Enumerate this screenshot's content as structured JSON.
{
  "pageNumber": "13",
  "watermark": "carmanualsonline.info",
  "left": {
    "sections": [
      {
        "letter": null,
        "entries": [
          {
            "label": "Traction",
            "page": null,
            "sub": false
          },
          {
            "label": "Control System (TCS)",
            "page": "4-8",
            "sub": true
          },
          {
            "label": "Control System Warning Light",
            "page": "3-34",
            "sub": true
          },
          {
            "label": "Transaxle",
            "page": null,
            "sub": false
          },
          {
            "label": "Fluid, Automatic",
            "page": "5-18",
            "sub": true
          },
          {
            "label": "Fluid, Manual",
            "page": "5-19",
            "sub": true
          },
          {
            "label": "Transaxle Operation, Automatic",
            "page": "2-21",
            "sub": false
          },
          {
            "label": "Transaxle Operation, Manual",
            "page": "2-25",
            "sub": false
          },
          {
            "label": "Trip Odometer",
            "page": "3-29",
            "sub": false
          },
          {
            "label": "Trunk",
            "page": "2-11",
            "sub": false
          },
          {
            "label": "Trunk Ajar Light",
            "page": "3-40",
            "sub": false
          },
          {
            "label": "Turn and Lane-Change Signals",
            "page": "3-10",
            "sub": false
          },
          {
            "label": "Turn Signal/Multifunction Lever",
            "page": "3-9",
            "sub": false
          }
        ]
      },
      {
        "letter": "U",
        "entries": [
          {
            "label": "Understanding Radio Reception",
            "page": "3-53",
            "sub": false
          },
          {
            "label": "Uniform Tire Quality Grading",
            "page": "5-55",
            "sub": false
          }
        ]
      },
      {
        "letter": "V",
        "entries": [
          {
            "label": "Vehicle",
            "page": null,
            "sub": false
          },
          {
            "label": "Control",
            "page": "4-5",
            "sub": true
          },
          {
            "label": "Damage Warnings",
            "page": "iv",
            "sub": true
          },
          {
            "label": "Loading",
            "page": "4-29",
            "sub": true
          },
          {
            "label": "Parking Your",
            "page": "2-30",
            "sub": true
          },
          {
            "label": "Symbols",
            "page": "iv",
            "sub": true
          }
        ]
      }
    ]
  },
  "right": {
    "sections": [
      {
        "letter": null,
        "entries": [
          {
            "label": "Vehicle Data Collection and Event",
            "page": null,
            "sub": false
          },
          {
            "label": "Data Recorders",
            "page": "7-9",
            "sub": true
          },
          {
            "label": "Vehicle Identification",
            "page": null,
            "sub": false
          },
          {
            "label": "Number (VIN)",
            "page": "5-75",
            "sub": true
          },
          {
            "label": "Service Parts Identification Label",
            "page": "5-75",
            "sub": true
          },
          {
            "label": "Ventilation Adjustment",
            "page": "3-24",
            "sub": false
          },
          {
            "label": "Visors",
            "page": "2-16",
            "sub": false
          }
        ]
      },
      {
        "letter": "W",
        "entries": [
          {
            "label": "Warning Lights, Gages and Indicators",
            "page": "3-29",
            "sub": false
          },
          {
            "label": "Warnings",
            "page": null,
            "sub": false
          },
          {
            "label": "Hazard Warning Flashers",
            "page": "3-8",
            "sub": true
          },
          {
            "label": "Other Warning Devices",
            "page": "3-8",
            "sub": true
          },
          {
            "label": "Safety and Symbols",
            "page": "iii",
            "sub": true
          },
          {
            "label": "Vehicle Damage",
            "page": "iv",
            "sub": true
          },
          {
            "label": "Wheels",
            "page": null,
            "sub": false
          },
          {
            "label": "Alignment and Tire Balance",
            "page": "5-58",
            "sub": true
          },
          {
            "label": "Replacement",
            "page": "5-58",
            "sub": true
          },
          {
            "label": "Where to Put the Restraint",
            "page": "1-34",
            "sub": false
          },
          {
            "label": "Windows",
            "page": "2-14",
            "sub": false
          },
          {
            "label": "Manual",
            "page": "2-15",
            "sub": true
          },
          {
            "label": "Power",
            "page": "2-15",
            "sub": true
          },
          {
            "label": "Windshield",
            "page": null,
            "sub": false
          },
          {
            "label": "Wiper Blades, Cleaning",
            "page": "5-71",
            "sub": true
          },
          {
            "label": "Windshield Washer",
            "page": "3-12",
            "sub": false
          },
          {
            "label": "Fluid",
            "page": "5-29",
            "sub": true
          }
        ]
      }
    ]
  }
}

Exercise:
From the entries above, extract each line containing "Operation".

Answer below:
            "label": "Transaxle Operation, Automatic",
            "label": "Transaxle Operation, Manual",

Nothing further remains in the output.